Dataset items
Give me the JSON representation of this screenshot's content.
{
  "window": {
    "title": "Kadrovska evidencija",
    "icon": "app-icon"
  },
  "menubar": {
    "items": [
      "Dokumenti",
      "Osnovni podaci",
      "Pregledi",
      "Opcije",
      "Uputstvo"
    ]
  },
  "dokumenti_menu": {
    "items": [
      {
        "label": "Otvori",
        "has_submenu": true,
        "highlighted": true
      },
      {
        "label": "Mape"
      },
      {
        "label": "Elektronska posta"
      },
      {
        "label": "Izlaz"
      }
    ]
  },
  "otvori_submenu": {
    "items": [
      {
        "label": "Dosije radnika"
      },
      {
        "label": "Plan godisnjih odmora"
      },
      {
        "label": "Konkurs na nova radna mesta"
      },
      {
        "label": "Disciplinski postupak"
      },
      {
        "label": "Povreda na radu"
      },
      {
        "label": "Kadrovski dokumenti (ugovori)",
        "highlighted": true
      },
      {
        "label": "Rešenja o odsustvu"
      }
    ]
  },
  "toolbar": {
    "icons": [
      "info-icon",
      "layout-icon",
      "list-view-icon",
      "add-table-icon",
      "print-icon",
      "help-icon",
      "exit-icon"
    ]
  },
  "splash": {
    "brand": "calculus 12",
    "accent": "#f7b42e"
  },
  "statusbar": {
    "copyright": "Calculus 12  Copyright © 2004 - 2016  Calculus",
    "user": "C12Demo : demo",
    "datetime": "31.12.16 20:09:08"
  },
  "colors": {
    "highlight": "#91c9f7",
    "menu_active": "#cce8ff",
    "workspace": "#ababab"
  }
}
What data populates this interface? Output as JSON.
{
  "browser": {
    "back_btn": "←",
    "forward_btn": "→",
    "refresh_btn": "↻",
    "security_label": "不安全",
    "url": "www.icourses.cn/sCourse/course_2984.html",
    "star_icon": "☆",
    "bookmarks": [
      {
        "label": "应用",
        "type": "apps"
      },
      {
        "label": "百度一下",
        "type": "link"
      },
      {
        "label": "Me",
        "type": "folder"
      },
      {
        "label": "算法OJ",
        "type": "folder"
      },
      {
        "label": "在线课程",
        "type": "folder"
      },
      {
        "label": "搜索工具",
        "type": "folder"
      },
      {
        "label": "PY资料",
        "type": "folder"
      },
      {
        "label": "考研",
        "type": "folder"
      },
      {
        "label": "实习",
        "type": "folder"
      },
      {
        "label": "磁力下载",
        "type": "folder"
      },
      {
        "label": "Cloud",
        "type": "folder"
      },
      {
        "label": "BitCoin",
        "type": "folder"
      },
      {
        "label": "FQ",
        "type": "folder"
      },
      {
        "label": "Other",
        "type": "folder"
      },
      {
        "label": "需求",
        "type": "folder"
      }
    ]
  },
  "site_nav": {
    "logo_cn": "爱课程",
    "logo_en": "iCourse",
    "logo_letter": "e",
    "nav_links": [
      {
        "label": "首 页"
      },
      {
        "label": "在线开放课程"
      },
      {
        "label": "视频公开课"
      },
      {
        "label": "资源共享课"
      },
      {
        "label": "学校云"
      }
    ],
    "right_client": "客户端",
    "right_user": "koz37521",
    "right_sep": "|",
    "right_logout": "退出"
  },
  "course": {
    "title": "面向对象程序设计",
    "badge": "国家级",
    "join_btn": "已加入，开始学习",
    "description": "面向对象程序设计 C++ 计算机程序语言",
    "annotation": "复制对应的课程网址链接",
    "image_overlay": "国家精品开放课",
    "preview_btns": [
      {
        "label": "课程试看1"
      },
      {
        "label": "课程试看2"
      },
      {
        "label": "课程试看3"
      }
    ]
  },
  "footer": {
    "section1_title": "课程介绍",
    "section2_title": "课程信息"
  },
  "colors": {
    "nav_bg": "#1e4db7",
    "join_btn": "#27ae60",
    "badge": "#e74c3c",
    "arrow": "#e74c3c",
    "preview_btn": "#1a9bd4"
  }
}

### EXERCISE DETAILS
Repeat the preceding lines exactly, please, every one of them.

### COMPLETED TASK
Give me the JSON representation of this screenshot's content.
{
  "window": {
    "title": "Kadrovska evidencija",
    "icon": "app-icon"
  },
  "menubar": {
    "items": [
      "Dokumenti",
      "Osnovni podaci",
      "Pregledi",
      "Opcije",
      "Uputstvo"
    ]
  },
  "dokumenti_menu": {
    "items": [
      {
        "label": "Otvori",
        "has_submenu": true,
        "highlighted": true
      },
      {
        "label": "Mape"
      },
      {
        "label": "Elektronska posta"
      },
      {
        "label": "Izlaz"
      }
    ]
  },
  "otvori_submenu": {
    "items": [
      {
        "label": "Dosije radnika"
      },
      {
        "label": "Plan godisnjih odmora"
      },
      {
        "label": "Konkurs na nova radna mesta"
      },
      {
        "label": "Disciplinski postupak"
      },
      {
        "label": "Povreda na radu"
      },
      {
        "label": "Kadrovski dokumenti (ugovori)",
        "highlighted": true
      },
      {
        "label": "Rešenja o odsustvu"
      }
    ]
  },
  "toolbar": {
    "icons": [
      "info-icon",
      "layout-icon",
      "list-view-icon",
      "add-table-icon",
      "print-icon",
      "help-icon",
      "exit-icon"
    ]
  },
  "splash": {
    "brand": "calculus 12",
    "accent": "#f7b42e"
  },
  "statusbar": {
    "copyright": "Calculus 12  Copyright © 2004 - 2016  Calculus",
    "user": "C12Demo : demo",
    "datetime": "31.12.16 20:09:08"
  },
  "colors": {
    "highlight": "#91c9f7",
    "menu_active": "#cce8ff",
    "workspace": "#ababab"
  }
}
What data populates this interface? Output as JSON.
{
  "browser": {
    "back_btn": "←",
    "forward_btn": "→",
    "refresh_btn": "↻",
    "security_label": "不安全",
    "url": "www.icourses.cn/sCourse/course_2984.html",
    "star_icon": "☆",
    "bookmarks": [
      {
        "label": "应用",
        "type": "apps"
      },
      {
        "label": "百度一下",
        "type": "link"
      },
      {
        "label": "Me",
        "type": "folder"
      },
      {
        "label": "算法OJ",
        "type": "folder"
      },
      {
        "label": "在线课程",
        "type": "folder"
      },
      {
        "label": "搜索工具",
        "type": "folder"
      },
      {
        "label": "PY资料",
        "type": "folder"
      },
      {
        "label": "考研",
        "type": "folder"
      },
      {
        "label": "实习",
        "type": "folder"
      },
      {
        "label": "磁力下载",
        "type": "folder"
      },
      {
        "label": "Cloud",
        "type": "folder"
      },
      {
        "label": "BitCoin",
        "type": "folder"
      },
      {
        "label": "FQ",
        "type": "folder"
      },
      {
        "label": "Other",
        "type": "folder"
      },
      {
        "label": "需求",
        "type": "folder"
      }
    ]
  },
  "site_nav": {
    "logo_cn": "爱课程",
    "logo_en": "iCourse",
    "logo_letter": "e",
    "nav_links": [
      {
        "label": "首 页"
      },
      {
        "label": "在线开放课程"
      },
      {
        "label": "视频公开课"
      },
      {
        "label": "资源共享课"
      },
      {
        "label": "学校云"
      }
    ],
    "right_client": "客户端",
    "right_user": "koz37521",
    "right_sep": "|",
    "right_logout": "退出"
  },
  "course": {
    "title": "面向对象程序设计",
    "badge": "国家级",
    "join_btn": "已加入，开始学习",
    "description": "面向对象程序设计 C++ 计算机程序语言",
    "annotation": "复制对应的课程网址链接",
    "image_overlay": "国家精品开放课",
    "preview_btns": [
      {
        "label": "课程试看1"
      },
      {
        "label": "课程试看2"
      },
      {
        "label": "课程试看3"
      }
    ]
  },
  "footer": {
    "section1_title": "课程介绍",
    "section2_title": "课程信息"
  },
  "colors": {
    "nav_bg": "#1e4db7",
    "join_btn": "#27ae60",
    "badge": "#e74c3c",
    "arrow": "#e74c3c",
    "preview_btn": "#1a9bd4"
  }
}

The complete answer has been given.